● INSTRUCTIONS:
1. In the lottery syndicate article, in which century and country did the first known form of collective lottery playing appear?
2. Reproduce the lottery syndicate article between "As government and" and "other online players.", inclusive, swapping "co-workers" for "neighbors".

:: EXCERPT PROVIDED ::

= Lottery syndicate =

Collective group of lottery players who share winnings among each other

A lottery syndicate is a group of individuals who play a lottery together. By pooling their money and buying multiple tickets collectively, players increase their chance of winning a lottery draw and share any winnings between them. In the UK, 1 in 5 of top game prizes across Lotto, EuroMillions, and EuroMillions UK Millionaire Maker are won by syndicates.

== History ==
Lotteries have been around since the days of the Chinese Han dynasty, with keno slips believed to have financed significant public landmarks like the Great Wall of China. The first known form of collective lottery playing came about in the 18th century in England. State lotteries began in England in the 1690s, but priced out much of the public. As a result, instead of buying full lottery tickets, individuals began buying shares of tickets. People started buying these shares with others and sharing any winnings between them, and the notion of collective lottery playing was born. Some even placed advertisements in newspapers looking for people to share with. In 1798, four low-paid workers reportedly shared a prize of £20,000 between them, which equates to around £1.2m in today’s money.

As government and state-franchised lotteries began to emerge in nations across the world, organized lottery syndicates became more and more prominent. People now typically form lottery syndicates with people they know, like co-workers or family members. Each member pays money to a syndicate organizer who is in charge of buying tickets each week and distributing any winnings. However, online lottery syndicates have gained plenty of traction in recent years. A syndicate formed on Facebook won £1.1 million on the EuroMillions in 2015, whilst there are plenty of sites that enter individuals into lottery syndicates with other online players.

== Notable wins ==
Lottery syndicates have claimed some huge prizes in recent years. The largest on record is the $218.6 million won by an anonymous Maryland-based syndicate known as the ‘Three Amigos’ in 2013. After taxes, the three members went home with $35 million each. Another notable win came from New Jersey, where a sixteen-strong syndicate called ‘Ocean’s 16’ bagged $149 million between them. The New Jersey’s Ocean County Department of Vehicle Services employees earned $3.8 million each from the victory.

:::
:: DATASET EXTRACT ::

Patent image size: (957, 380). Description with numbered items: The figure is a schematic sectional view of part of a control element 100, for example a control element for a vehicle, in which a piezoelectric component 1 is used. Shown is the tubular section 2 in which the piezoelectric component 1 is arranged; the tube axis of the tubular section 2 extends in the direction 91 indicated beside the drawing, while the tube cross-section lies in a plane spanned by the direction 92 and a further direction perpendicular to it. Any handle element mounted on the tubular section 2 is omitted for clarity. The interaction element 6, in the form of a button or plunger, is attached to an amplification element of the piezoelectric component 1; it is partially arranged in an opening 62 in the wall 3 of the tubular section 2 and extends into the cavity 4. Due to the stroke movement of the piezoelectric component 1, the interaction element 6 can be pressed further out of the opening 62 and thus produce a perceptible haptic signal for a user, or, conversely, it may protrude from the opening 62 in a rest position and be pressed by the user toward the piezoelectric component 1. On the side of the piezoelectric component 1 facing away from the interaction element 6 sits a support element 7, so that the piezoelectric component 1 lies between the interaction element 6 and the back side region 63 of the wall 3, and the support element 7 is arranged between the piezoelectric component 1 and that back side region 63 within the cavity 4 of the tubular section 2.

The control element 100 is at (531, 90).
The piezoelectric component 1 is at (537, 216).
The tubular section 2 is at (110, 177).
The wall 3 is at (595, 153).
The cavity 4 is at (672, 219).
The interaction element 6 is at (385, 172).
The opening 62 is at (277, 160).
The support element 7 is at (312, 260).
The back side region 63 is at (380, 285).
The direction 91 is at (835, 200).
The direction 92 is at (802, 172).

:::

● ANSWERS TO THE TASKS:
1. It appeared in England in the 18th century.

2.
As government and state-franchised lotteries began to emerge in nations across the world, organized lottery syndicates became more and more prominent. People now typically form lottery syndicates with people they know, like neighbors or family members. Each member pays money to a syndicate organizer who is in charge of buying tickets each week and distributing any winnings. However, online lottery syndicates have gained plenty of traction in recent years. A syndicate formed on Facebook won £1.1 million on the EuroMillions in 2015, whilst there are plenty of sites that enter individuals into lottery syndicates with other online players.